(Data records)
--------------------------------------------------
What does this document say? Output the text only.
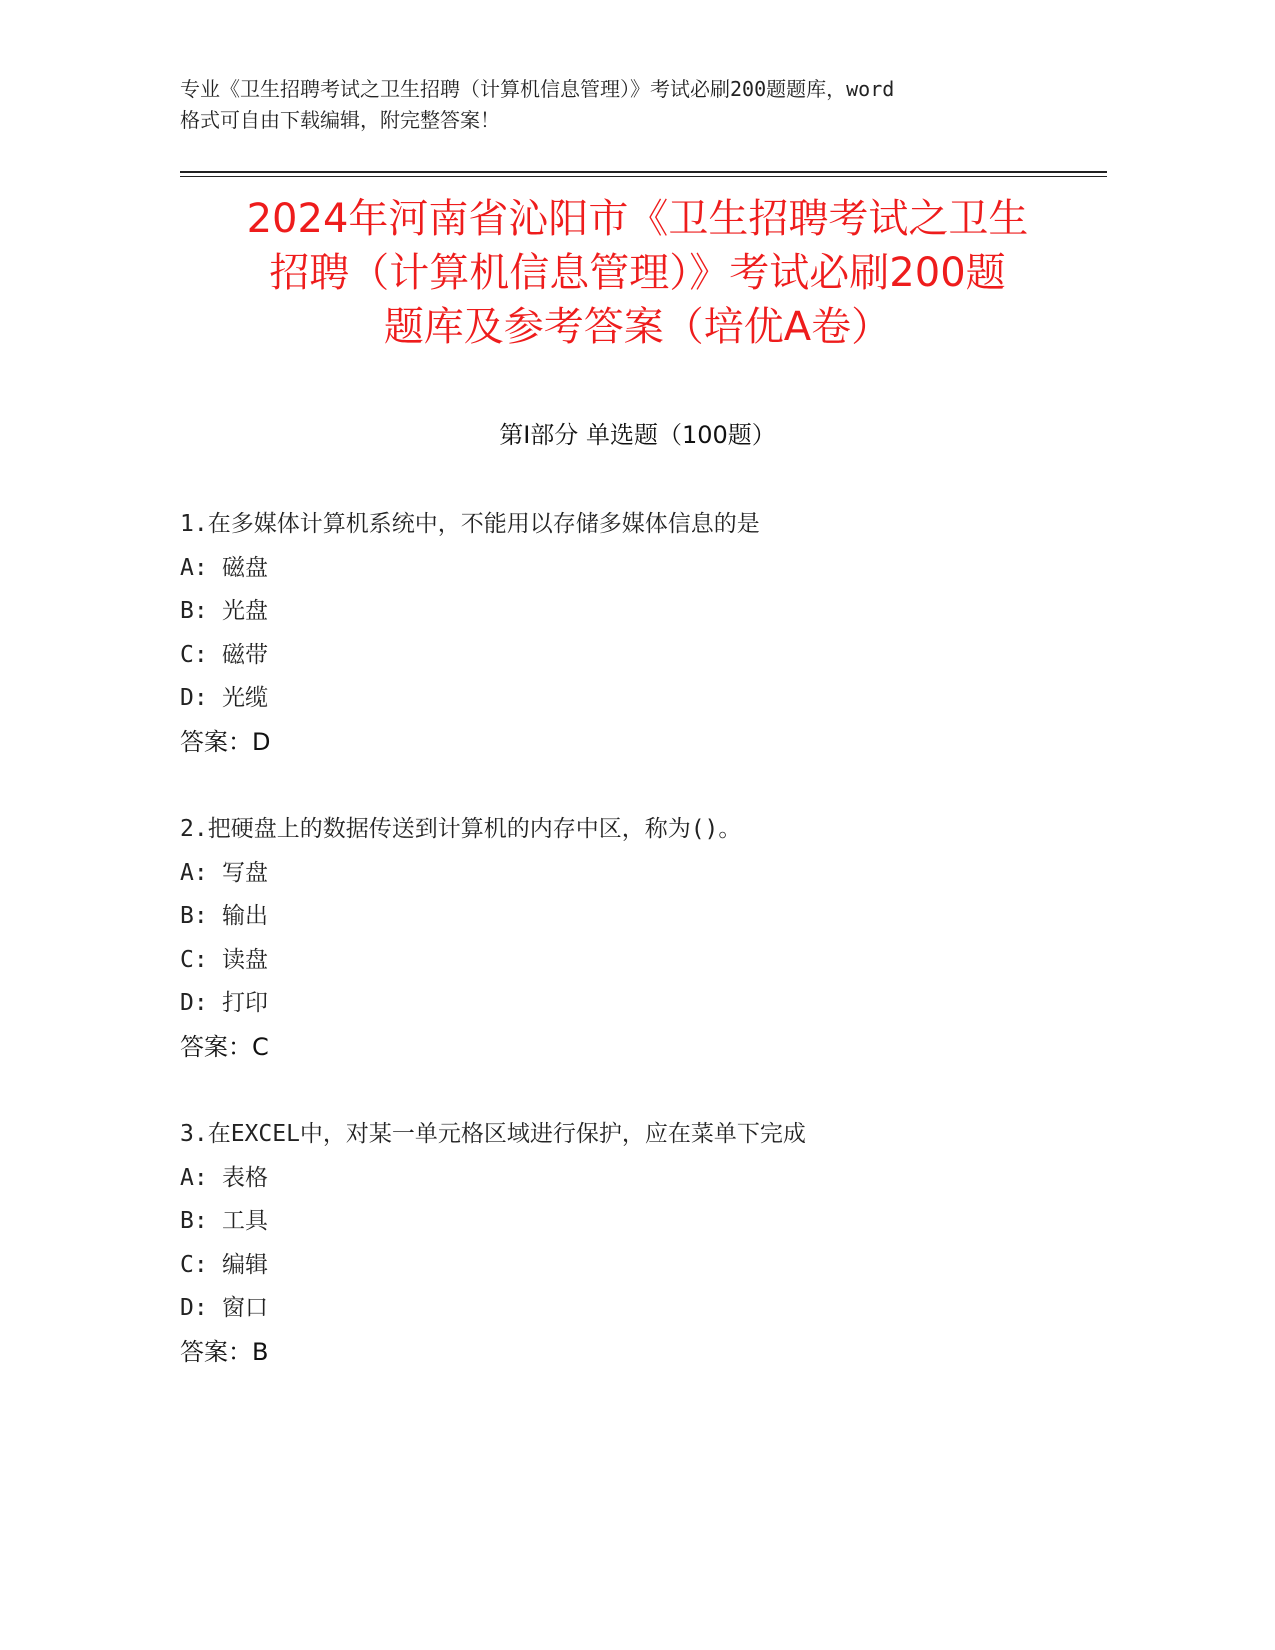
专业《卫生招聘考试之卫生招聘（计算机信息管理）》考试必刷200题题库，word
格式可自由下载编辑，附完整答案！
2024年河南省沁阳市《卫生招聘考试之卫生
招聘（计算机信息管理）》考试必刷200题
题库及参考答案（培优A卷）
第I部分 单选题（100题）
1.在多媒体计算机系统中，不能用以存储多媒体信息的是
A: 磁盘
B: 光盘
C: 磁带
D: 光缆
答案：D
2.把硬盘上的数据传送到计算机的内存中区，称为()。
A: 写盘
B: 输出
C: 读盘
D: 打印
答案：C
3.在EXCEL中，对某一单元格区域进行保护，应在菜单下完成
A: 表格
B: 工具
C: 编辑
D: 窗口
答案：B
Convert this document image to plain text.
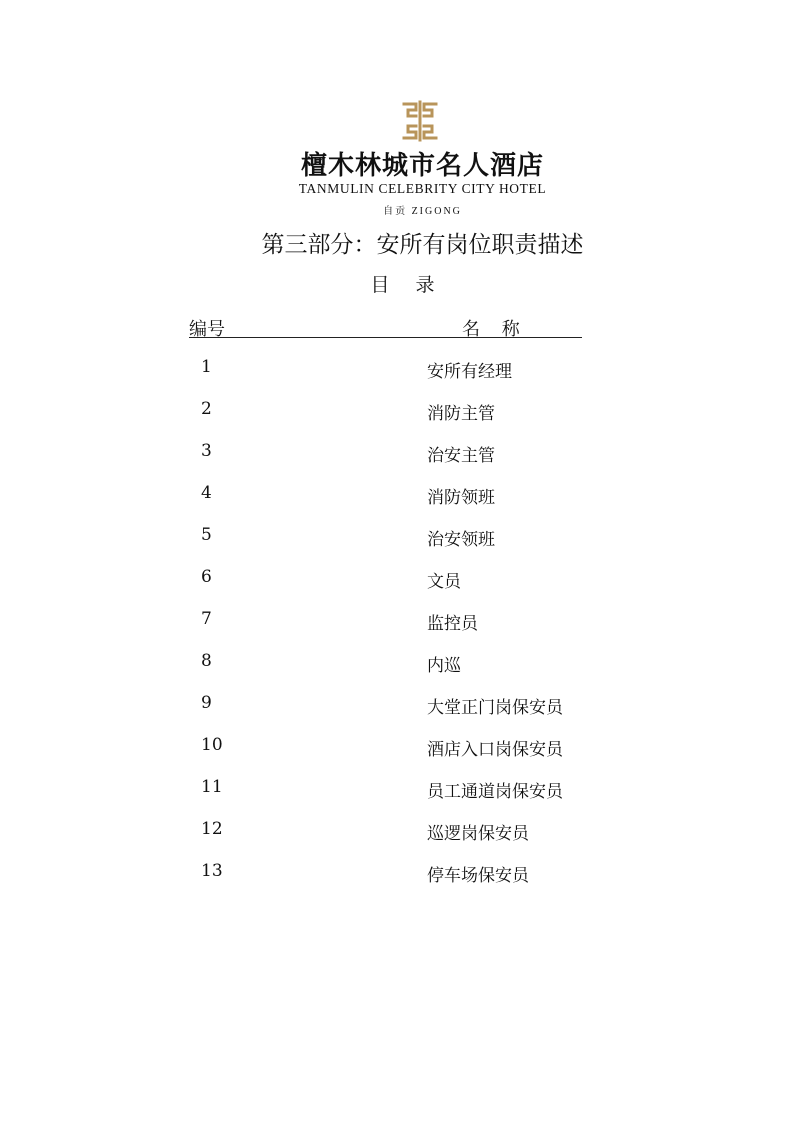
檀木林城市名人酒店
TANMULIN CELEBRITY CITY HOTEL
自贡 ZIGONG
第三部分：安所有岗位职责描述
目 录
编号	名 称
1	安所有经理
2	消防主管
3	治安主管
4	消防领班
5	治安领班
6	文员
7	监控员
8	内巡
9	大堂正门岗保安员
10	酒店入口岗保安员
11	员工通道岗保安员
12	巡逻岗保安员
13	停车场保安员
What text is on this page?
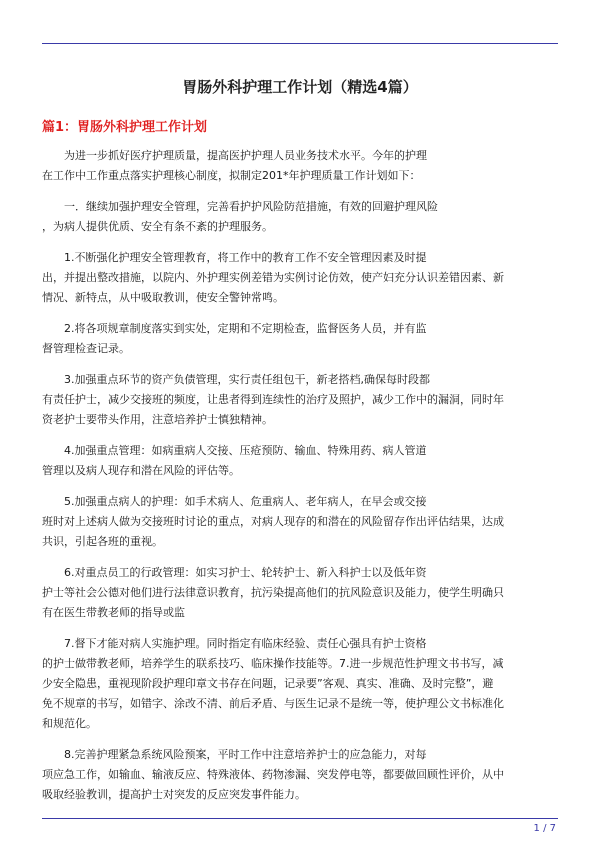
胃肠外科护理工作计划（精选4篇）
篇1：胃肠外科护理工作计划

为进一步抓好医疗护理质量，提高医护护理人员业务技术水平。今年的护理
在工作中工作重点落实护理核心制度，拟制定201*年护理质量工作计划如下：

一．继续加强护理安全管理，完善看护护风险防范措施，有效的回避护理风险
，为病人提供优质、安全有条不紊的护理服务。

1.不断强化护理安全管理教育，将工作中的教育工作不安全管理因素及时提
出，并提出整改措施，以院内、外护理实例差错为实例讨论仿效，使产妇充分认识差错因素、新
情况、新特点，从中吸取教训，使安全警钟常鸣。

2.将各项规章制度落实到实处，定期和不定期检查，监督医务人员，并有监
督管理检查记录。

3.加强重点环节的资产负债管理，实行责任组包干，新老搭档,确保每时段都
有责任护士，减少交接班的频度，让患者得到连续性的治疗及照护，减少工作中的漏洞，同时年
资老护士要带头作用，注意培养护士慎独精神。

4.加强重点管理：如病重病人交接、压疮预防、输血、特殊用药、病人管道
管理以及病人现存和潜在风险的评估等。

5.加强重点病人的护理：如手术病人、危重病人、老年病人，在早会或交接
班时对上述病人做为交接班时讨论的重点，对病人现存的和潜在的风险留存作出评估结果，达成
共识，引起各班的重视。

6.对重点员工的行政管理：如实习护士、轮转护士、新入科护士以及低年资
护士等社会公德对他们进行法律意识教育，抗污染提高他们的抗风险意识及能力，使学生明确只
有在医生带教老师的指导或监

7.督下才能对病人实施护理。同时指定有临床经验、责任心强具有护士资格
的护士做带教老师，培养学生的联系技巧、临床操作技能等。7.进一步规范性护理文书书写，减
少安全隐患，重视现阶段护理印章文书存在问题，记录要”客观、真实、准确、及时完整”，避
免不规章的书写，如错字、涂改不清、前后矛盾、与医生记录不是统一等，使护理公文书标准化
和规范化。

8.完善护理紧急系统风险预案，平时工作中注意培养护士的应急能力，对每
项应急工作，如输血、输液反应、特殊液体、药物渗漏、突发停电等，都要做回顾性评价，从中
吸取经验教训，提高护士对突发的反应突发事件能力。

1 / 7
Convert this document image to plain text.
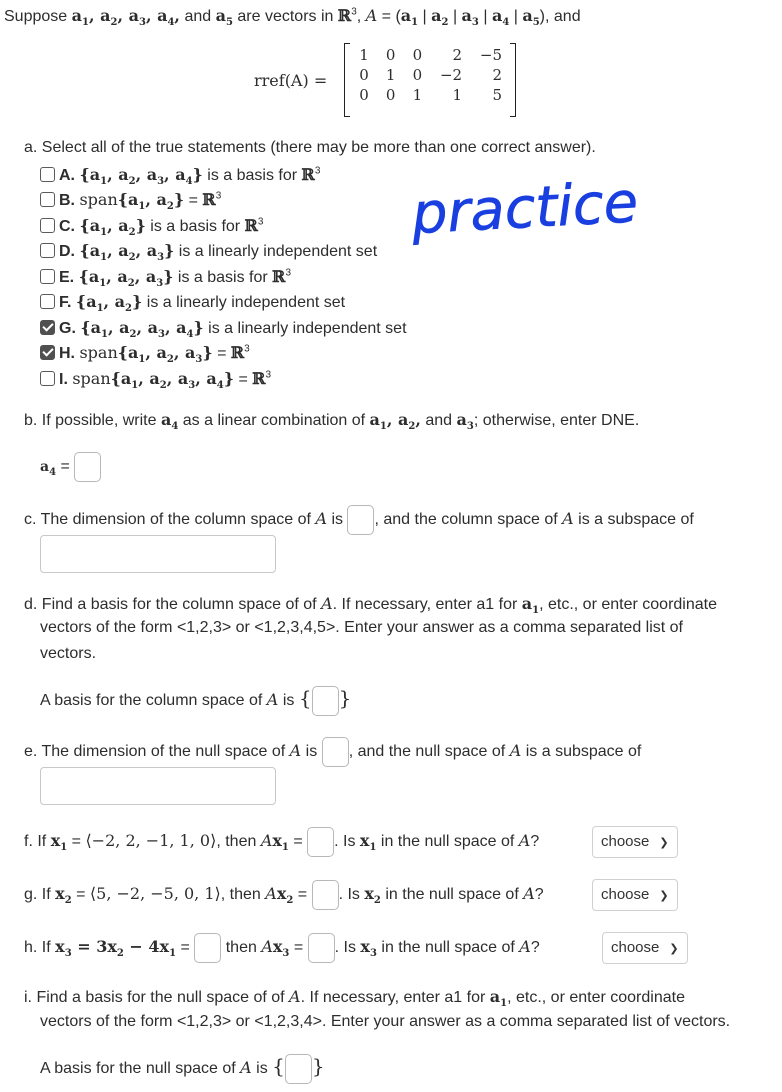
Suppose $a_1$, $a_2$, $a_3$, $a_4$, and $a_5$ are vectors in ℝ$^3$, $A = (a_1$ | $a_2$ | $a_3$ | $a_4$ | $a_5$), and
rref(A) =
1	0	0	2	−5
0	1	0	−2	2
0	0	1	1	5
practice
a. Select all of the true statements (there may be more than one correct answer).
A. {$a_1$, $a_2$, $a_3$, $a_4$} is a basis for ℝ$^3$
B. $span\{a_1$, $a_2$} = ℝ$^3$
C. {$a_1$, $a_2$} is a basis for ℝ$^3$
D. {$a_1$, $a_2$, $a_3$} is a linearly independent set
E. {$a_1$, $a_2$, $a_3$} is a basis for ℝ$^3$
F. {$a_1$, $a_2$} is a linearly independent set
G. {$a_1$, $a_2$, $a_3$, $a_4$} is a linearly independent set
H. $span\{a_1$, $a_2$, $a_3$} = ℝ$^3$
I. $span\{a_1$, $a_2$, $a_3$, $a_4$} = ℝ$^3$
b. If possible, write $a_4$ as a linear combination of $a_1$, $a_2$, and $a_3$; otherwise, enter DNE.
$a_4$ =
c. The dimension of the column space of A is , and the column space of A is a subspace of
d. Find a basis for the column space of of A. If necessary, enter a1 for $a_1$, etc., or enter coordinate
vectors of the form <1,2,3> or <1,2,3,4,5>. Enter your answer as a comma separated list of
vectors.
A basis for the column space of A is { }
e. The dimension of the null space of A is , and the null space of A is a subspace of
f. If $x_1$ = ⟨−2, 2, −1, 1, 0⟩, then $Ax_1$ = . Is $x_1$ in the null space of A?	choose ❯
g. If $x_2$ = ⟨5, −2, −5, 0, 1⟩, then $Ax_2$ = . Is $x_2$ in the null space of A?	choose ❯
h. If $x_3 = 3x_2 - 4x_1$ =  then $Ax_3$ = . Is $x_3$ in the null space of A?	choose ❯
i. Find a basis for the null space of of A. If necessary, enter a1 for $a_1$, etc., or enter coordinate
vectors of the form <1,2,3> or <1,2,3,4>. Enter your answer as a comma separated list of vectors.
A basis for the null space of A is { }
--------------------------------------------------
Return the whole listing, word for word, and leave out every picture.

What does this document say? Output the text only.
专业《卫生招聘考试之卫生招聘（计算机信息管理）》考试必刷200题题库，word
格式可自由下载编辑，附完整答案！
2024年河南省沁阳市《卫生招聘考试之卫生
招聘（计算机信息管理）》考试必刷200题
题库及参考答案（培优A卷）
第I部分 单选题（100题）
1.在多媒体计算机系统中，不能用以存储多媒体信息的是
A: 磁盘
B: 光盘
C: 磁带
D: 光缆
答案：D
2.把硬盘上的数据传送到计算机的内存中区，称为()。
A: 写盘
B: 输出
C: 读盘
D: 打印
答案：C
3.在EXCEL中，对某一单元格区域进行保护，应在菜单下完成
A: 表格
B: 工具
C: 编辑
D: 窗口
答案：B
Convert this document image to plain text.
檀木林城市名人酒店
TANMULIN CELEBRITY CITY HOTEL
自贡 ZIGONG
第三部分：安所有岗位职责描述
目 录
编号	名 称
1	安所有经理
2	消防主管
3	治安主管
4	消防领班
5	治安领班
6	文员
7	监控员
8	内巡
9	大堂正门岗保安员
10	酒店入口岗保安员
11	员工通道岗保安员
12	巡逻岗保安员
13	停车场保安员
What text is on this page?
胃肠外科护理工作计划（精选4篇）
篇1：胃肠外科护理工作计划

为进一步抓好医疗护理质量，提高医护护理人员业务技术水平。今年的护理
在工作中工作重点落实护理核心制度，拟制定201*年护理质量工作计划如下：

一．继续加强护理安全管理，完善看护护风险防范措施，有效的回避护理风险
，为病人提供优质、安全有条不紊的护理服务。

1.不断强化护理安全管理教育，将工作中的教育工作不安全管理因素及时提
出，并提出整改措施，以院内、外护理实例差错为实例讨论仿效，使产妇充分认识差错因素、新
情况、新特点，从中吸取教训，使安全警钟常鸣。

2.将各项规章制度落实到实处，定期和不定期检查，监督医务人员，并有监
督管理检查记录。

3.加强重点环节的资产负债管理，实行责任组包干，新老搭档,确保每时段都
有责任护士，减少交接班的频度，让患者得到连续性的治疗及照护，减少工作中的漏洞，同时年
资老护士要带头作用，注意培养护士慎独精神。

4.加强重点管理：如病重病人交接、压疮预防、输血、特殊用药、病人管道
管理以及病人现存和潜在风险的评估等。

5.加强重点病人的护理：如手术病人、危重病人、老年病人，在早会或交接
班时对上述病人做为交接班时讨论的重点，对病人现存的和潜在的风险留存作出评估结果，达成
共识，引起各班的重视。

6.对重点员工的行政管理：如实习护士、轮转护士、新入科护士以及低年资
护士等社会公德对他们进行法律意识教育，抗污染提高他们的抗风险意识及能力，使学生明确只
有在医生带教老师的指导或监

7.督下才能对病人实施护理。同时指定有临床经验、责任心强具有护士资格
的护士做带教老师，培养学生的联系技巧、临床操作技能等。7.进一步规范性护理文书书写，减
少安全隐患，重视现阶段护理印章文书存在问题，记录要”客观、真实、准确、及时完整”，避
免不规章的书写，如错字、涂改不清、前后矛盾、与医生记录不是统一等，使护理公文书标准化
和规范化。

8.完善护理紧急系统风险预案，平时工作中注意培养护士的应急能力，对每
项应急工作，如输血、输液反应、特殊液体、药物渗漏、突发停电等，都要做回顾性评价，从中
吸取经验教训，提高护士对突发的反应突发事件能力。

1 / 7
Convert this document image to plain text.
Suppose $a_1$, $a_2$, $a_3$, $a_4$, and $a_5$ are vectors in ℝ$^3$, $A = (a_1$ | $a_2$ | $a_3$ | $a_4$ | $a_5$), and
rref(A) =
1	0	0	2	−5
0	1	0	−2	2
0	0	1	1	5
practice
a. Select all of the true statements (there may be more than one correct answer).
A. {$a_1$, $a_2$, $a_3$, $a_4$} is a basis for ℝ$^3$
B. $span\{a_1$, $a_2$} = ℝ$^3$
C. {$a_1$, $a_2$} is a basis for ℝ$^3$
D. {$a_1$, $a_2$, $a_3$} is a linearly independent set
E. {$a_1$, $a_2$, $a_3$} is a basis for ℝ$^3$
F. {$a_1$, $a_2$} is a linearly independent set
G. {$a_1$, $a_2$, $a_3$, $a_4$} is a linearly independent set
H. $span\{a_1$, $a_2$, $a_3$} = ℝ$^3$
I. $span\{a_1$, $a_2$, $a_3$, $a_4$} = ℝ$^3$
b. If possible, write $a_4$ as a linear combination of $a_1$, $a_2$, and $a_3$; otherwise, enter DNE.
$a_4$ =
c. The dimension of the column space of A is , and the column space of A is a subspace of
d. Find a basis for the column space of of A. If necessary, enter a1 for $a_1$, etc., or enter coordinate
vectors of the form <1,2,3> or <1,2,3,4,5>. Enter your answer as a comma separated list of
vectors.
A basis for the column space of A is { }
e. The dimension of the null space of A is , and the null space of A is a subspace of
f. If $x_1$ = ⟨−2, 2, −1, 1, 0⟩, then $Ax_1$ = . Is $x_1$ in the null space of A?	choose ❯
g. If $x_2$ = ⟨5, −2, −5, 0, 1⟩, then $Ax_2$ = . Is $x_2$ in the null space of A?	choose ❯
h. If $x_3 = 3x_2 - 4x_1$ =  then $Ax_3$ = . Is $x_3$ in the null space of A?	choose ❯
i. Find a basis for the null space of of A. If necessary, enter a1 for $a_1$, etc., or enter coordinate
vectors of the form <1,2,3> or <1,2,3,4>. Enter your answer as a comma separated list of vectors.
A basis for the null space of A is { }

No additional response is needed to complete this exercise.